>> BEGIN SOURCE RECORDS

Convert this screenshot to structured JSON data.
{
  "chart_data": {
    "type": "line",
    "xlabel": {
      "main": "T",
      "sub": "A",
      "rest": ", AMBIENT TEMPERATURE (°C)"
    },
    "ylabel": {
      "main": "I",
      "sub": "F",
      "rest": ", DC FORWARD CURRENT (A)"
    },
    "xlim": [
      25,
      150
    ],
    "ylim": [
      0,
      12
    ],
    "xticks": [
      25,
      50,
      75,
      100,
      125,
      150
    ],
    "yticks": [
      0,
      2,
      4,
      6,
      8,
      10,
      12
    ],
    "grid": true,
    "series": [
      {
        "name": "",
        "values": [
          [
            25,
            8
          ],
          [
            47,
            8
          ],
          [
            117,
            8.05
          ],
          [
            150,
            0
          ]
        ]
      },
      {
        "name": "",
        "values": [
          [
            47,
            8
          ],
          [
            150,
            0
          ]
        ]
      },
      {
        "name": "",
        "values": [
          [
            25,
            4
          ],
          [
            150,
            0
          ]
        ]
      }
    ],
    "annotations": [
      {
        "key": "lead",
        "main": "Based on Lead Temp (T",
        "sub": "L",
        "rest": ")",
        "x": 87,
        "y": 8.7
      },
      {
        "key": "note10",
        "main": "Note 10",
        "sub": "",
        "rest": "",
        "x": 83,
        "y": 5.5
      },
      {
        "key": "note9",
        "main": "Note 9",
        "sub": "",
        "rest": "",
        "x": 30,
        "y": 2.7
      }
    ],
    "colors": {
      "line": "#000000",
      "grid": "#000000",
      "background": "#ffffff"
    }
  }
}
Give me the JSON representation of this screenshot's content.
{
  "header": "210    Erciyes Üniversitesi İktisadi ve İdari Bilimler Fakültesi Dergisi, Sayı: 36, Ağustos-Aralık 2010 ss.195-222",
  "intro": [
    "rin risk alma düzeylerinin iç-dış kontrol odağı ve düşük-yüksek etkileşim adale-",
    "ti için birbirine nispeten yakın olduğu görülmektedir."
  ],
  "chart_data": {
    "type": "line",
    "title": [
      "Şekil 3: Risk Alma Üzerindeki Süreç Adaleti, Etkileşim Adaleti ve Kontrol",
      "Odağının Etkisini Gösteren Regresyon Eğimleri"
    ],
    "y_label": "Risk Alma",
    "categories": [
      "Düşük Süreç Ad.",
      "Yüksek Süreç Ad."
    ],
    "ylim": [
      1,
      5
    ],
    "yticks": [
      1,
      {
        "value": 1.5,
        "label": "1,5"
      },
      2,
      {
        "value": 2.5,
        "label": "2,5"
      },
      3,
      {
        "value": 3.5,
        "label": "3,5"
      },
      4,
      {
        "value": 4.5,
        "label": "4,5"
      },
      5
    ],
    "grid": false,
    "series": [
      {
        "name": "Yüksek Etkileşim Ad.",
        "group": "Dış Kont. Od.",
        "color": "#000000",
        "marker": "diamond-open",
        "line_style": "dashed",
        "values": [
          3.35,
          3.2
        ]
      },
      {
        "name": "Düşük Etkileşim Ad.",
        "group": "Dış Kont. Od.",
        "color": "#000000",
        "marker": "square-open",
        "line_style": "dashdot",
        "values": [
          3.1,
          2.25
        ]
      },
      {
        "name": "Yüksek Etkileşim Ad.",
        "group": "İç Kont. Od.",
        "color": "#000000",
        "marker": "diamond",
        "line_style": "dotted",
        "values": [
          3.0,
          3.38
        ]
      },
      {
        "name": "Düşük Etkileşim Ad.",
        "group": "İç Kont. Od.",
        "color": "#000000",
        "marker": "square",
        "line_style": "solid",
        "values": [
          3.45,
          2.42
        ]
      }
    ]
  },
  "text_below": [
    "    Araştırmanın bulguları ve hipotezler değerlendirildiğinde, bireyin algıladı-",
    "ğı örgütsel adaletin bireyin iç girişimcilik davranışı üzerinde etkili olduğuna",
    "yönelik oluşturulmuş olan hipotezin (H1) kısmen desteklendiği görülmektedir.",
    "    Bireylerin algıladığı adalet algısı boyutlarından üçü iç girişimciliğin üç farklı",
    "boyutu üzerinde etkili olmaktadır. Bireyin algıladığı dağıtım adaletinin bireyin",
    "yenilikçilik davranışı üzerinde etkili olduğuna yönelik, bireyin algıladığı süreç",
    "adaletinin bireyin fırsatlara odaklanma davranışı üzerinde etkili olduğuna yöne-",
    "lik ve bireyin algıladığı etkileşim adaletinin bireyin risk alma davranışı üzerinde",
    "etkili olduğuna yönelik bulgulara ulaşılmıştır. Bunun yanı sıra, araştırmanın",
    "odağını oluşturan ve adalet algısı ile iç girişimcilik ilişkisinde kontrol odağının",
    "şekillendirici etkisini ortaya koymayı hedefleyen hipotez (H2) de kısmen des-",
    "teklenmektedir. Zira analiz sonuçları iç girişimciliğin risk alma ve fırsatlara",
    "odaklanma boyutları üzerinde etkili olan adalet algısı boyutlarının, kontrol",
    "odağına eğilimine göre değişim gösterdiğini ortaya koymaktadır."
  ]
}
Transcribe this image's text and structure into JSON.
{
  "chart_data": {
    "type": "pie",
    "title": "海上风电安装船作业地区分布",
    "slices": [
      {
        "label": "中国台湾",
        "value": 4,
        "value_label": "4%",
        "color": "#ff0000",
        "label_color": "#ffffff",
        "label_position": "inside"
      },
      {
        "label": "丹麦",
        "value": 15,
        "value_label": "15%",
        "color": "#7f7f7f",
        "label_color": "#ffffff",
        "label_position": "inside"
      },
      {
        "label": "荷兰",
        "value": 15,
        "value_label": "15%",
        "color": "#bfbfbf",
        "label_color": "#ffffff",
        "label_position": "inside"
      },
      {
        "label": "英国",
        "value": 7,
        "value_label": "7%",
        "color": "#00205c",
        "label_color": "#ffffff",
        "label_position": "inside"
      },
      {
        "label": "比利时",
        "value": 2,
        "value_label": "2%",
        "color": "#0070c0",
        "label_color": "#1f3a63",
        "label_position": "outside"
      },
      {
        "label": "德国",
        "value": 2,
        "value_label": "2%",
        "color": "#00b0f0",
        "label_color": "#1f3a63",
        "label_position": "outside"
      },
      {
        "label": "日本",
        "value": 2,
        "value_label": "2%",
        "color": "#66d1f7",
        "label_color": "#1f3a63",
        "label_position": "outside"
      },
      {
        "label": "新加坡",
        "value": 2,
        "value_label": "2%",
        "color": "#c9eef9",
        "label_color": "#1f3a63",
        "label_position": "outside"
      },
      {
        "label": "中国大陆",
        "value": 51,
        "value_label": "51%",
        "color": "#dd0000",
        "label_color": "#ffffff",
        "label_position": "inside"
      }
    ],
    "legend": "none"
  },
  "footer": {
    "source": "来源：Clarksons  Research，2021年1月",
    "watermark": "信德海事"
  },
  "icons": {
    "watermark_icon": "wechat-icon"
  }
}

>> END SOURCE RECORDS

TASK REQUIREMENTS
Give back the whole listing, word for word.

FINISHED TASK
Convert this screenshot to structured JSON data.
{
  "chart_data": {
    "type": "line",
    "xlabel": {
      "main": "T",
      "sub": "A",
      "rest": ", AMBIENT TEMPERATURE (°C)"
    },
    "ylabel": {
      "main": "I",
      "sub": "F",
      "rest": ", DC FORWARD CURRENT (A)"
    },
    "xlim": [
      25,
      150
    ],
    "ylim": [
      0,
      12
    ],
    "xticks": [
      25,
      50,
      75,
      100,
      125,
      150
    ],
    "yticks": [
      0,
      2,
      4,
      6,
      8,
      10,
      12
    ],
    "grid": true,
    "series": [
      {
        "name": "",
        "values": [
          [
            25,
            8
          ],
          [
            47,
            8
          ],
          [
            117,
            8.05
          ],
          [
            150,
            0
          ]
        ]
      },
      {
        "name": "",
        "values": [
          [
            47,
            8
          ],
          [
            150,
            0
          ]
        ]
      },
      {
        "name": "",
        "values": [
          [
            25,
            4
          ],
          [
            150,
            0
          ]
        ]
      }
    ],
    "annotations": [
      {
        "key": "lead",
        "main": "Based on Lead Temp (T",
        "sub": "L",
        "rest": ")",
        "x": 87,
        "y": 8.7
      },
      {
        "key": "note10",
        "main": "Note 10",
        "sub": "",
        "rest": "",
        "x": 83,
        "y": 5.5
      },
      {
        "key": "note9",
        "main": "Note 9",
        "sub": "",
        "rest": "",
        "x": 30,
        "y": 2.7
      }
    ],
    "colors": {
      "line": "#000000",
      "grid": "#000000",
      "background": "#ffffff"
    }
  }
}
Give me the JSON representation of this screenshot's content.
{
  "header": "210    Erciyes Üniversitesi İktisadi ve İdari Bilimler Fakültesi Dergisi, Sayı: 36, Ağustos-Aralık 2010 ss.195-222",
  "intro": [
    "rin risk alma düzeylerinin iç-dış kontrol odağı ve düşük-yüksek etkileşim adale-",
    "ti için birbirine nispeten yakın olduğu görülmektedir."
  ],
  "chart_data": {
    "type": "line",
    "title": [
      "Şekil 3: Risk Alma Üzerindeki Süreç Adaleti, Etkileşim Adaleti ve Kontrol",
      "Odağının Etkisini Gösteren Regresyon Eğimleri"
    ],
    "y_label": "Risk Alma",
    "categories": [
      "Düşük Süreç Ad.",
      "Yüksek Süreç Ad."
    ],
    "ylim": [
      1,
      5
    ],
    "yticks": [
      1,
      {
        "value": 1.5,
        "label": "1,5"
      },
      2,
      {
        "value": 2.5,
        "label": "2,5"
      },
      3,
      {
        "value": 3.5,
        "label": "3,5"
      },
      4,
      {
        "value": 4.5,
        "label": "4,5"
      },
      5
    ],
    "grid": false,
    "series": [
      {
        "name": "Yüksek Etkileşim Ad.",
        "group": "Dış Kont. Od.",
        "color": "#000000",
        "marker": "diamond-open",
        "line_style": "dashed",
        "values": [
          3.35,
          3.2
        ]
      },
      {
        "name": "Düşük Etkileşim Ad.",
        "group": "Dış Kont. Od.",
        "color": "#000000",
        "marker": "square-open",
        "line_style": "dashdot",
        "values": [
          3.1,
          2.25
        ]
      },
      {
        "name": "Yüksek Etkileşim Ad.",
        "group": "İç Kont. Od.",
        "color": "#000000",
        "marker": "diamond",
        "line_style": "dotted",
        "values": [
          3.0,
          3.38
        ]
      },
      {
        "name": "Düşük Etkileşim Ad.",
        "group": "İç Kont. Od.",
        "color": "#000000",
        "marker": "square",
        "line_style": "solid",
        "values": [
          3.45,
          2.42
        ]
      }
    ]
  },
  "text_below": [
    "    Araştırmanın bulguları ve hipotezler değerlendirildiğinde, bireyin algıladı-",
    "ğı örgütsel adaletin bireyin iç girişimcilik davranışı üzerinde etkili olduğuna",
    "yönelik oluşturulmuş olan hipotezin (H1) kısmen desteklendiği görülmektedir.",
    "    Bireylerin algıladığı adalet algısı boyutlarından üçü iç girişimciliğin üç farklı",
    "boyutu üzerinde etkili olmaktadır. Bireyin algıladığı dağıtım adaletinin bireyin",
    "yenilikçilik davranışı üzerinde etkili olduğuna yönelik, bireyin algıladığı süreç",
    "adaletinin bireyin fırsatlara odaklanma davranışı üzerinde etkili olduğuna yöne-",
    "lik ve bireyin algıladığı etkileşim adaletinin bireyin risk alma davranışı üzerinde",
    "etkili olduğuna yönelik bulgulara ulaşılmıştır. Bunun yanı sıra, araştırmanın",
    "odağını oluşturan ve adalet algısı ile iç girişimcilik ilişkisinde kontrol odağının",
    "şekillendirici etkisini ortaya koymayı hedefleyen hipotez (H2) de kısmen des-",
    "teklenmektedir. Zira analiz sonuçları iç girişimciliğin risk alma ve fırsatlara",
    "odaklanma boyutları üzerinde etkili olan adalet algısı boyutlarının, kontrol",
    "odağına eğilimine göre değişim gösterdiğini ortaya koymaktadır."
  ]
}
Transcribe this image's text and structure into JSON.
{
  "chart_data": {
    "type": "pie",
    "title": "海上风电安装船作业地区分布",
    "slices": [
      {
        "label": "中国台湾",
        "value": 4,
        "value_label": "4%",
        "color": "#ff0000",
        "label_color": "#ffffff",
        "label_position": "inside"
      },
      {
        "label": "丹麦",
        "value": 15,
        "value_label": "15%",
        "color": "#7f7f7f",
        "label_color": "#ffffff",
        "label_position": "inside"
      },
      {
        "label": "荷兰",
        "value": 15,
        "value_label": "15%",
        "color": "#bfbfbf",
        "label_color": "#ffffff",
        "label_position": "inside"
      },
      {
        "label": "英国",
        "value": 7,
        "value_label": "7%",
        "color": "#00205c",
        "label_color": "#ffffff",
        "label_position": "inside"
      },
      {
        "label": "比利时",
        "value": 2,
        "value_label": "2%",
        "color": "#0070c0",
        "label_color": "#1f3a63",
        "label_position": "outside"
      },
      {
        "label": "德国",
        "value": 2,
        "value_label": "2%",
        "color": "#00b0f0",
        "label_color": "#1f3a63",
        "label_position": "outside"
      },
      {
        "label": "日本",
        "value": 2,
        "value_label": "2%",
        "color": "#66d1f7",
        "label_color": "#1f3a63",
        "label_position": "outside"
      },
      {
        "label": "新加坡",
        "value": 2,
        "value_label": "2%",
        "color": "#c9eef9",
        "label_color": "#1f3a63",
        "label_position": "outside"
      },
      {
        "label": "中国大陆",
        "value": 51,
        "value_label": "51%",
        "color": "#dd0000",
        "label_color": "#ffffff",
        "label_position": "inside"
      }
    ],
    "legend": "none"
  },
  "footer": {
    "source": "来源：Clarksons  Research，2021年1月",
    "watermark": "信德海事"
  },
  "icons": {
    "watermark_icon": "wechat-icon"
  }
}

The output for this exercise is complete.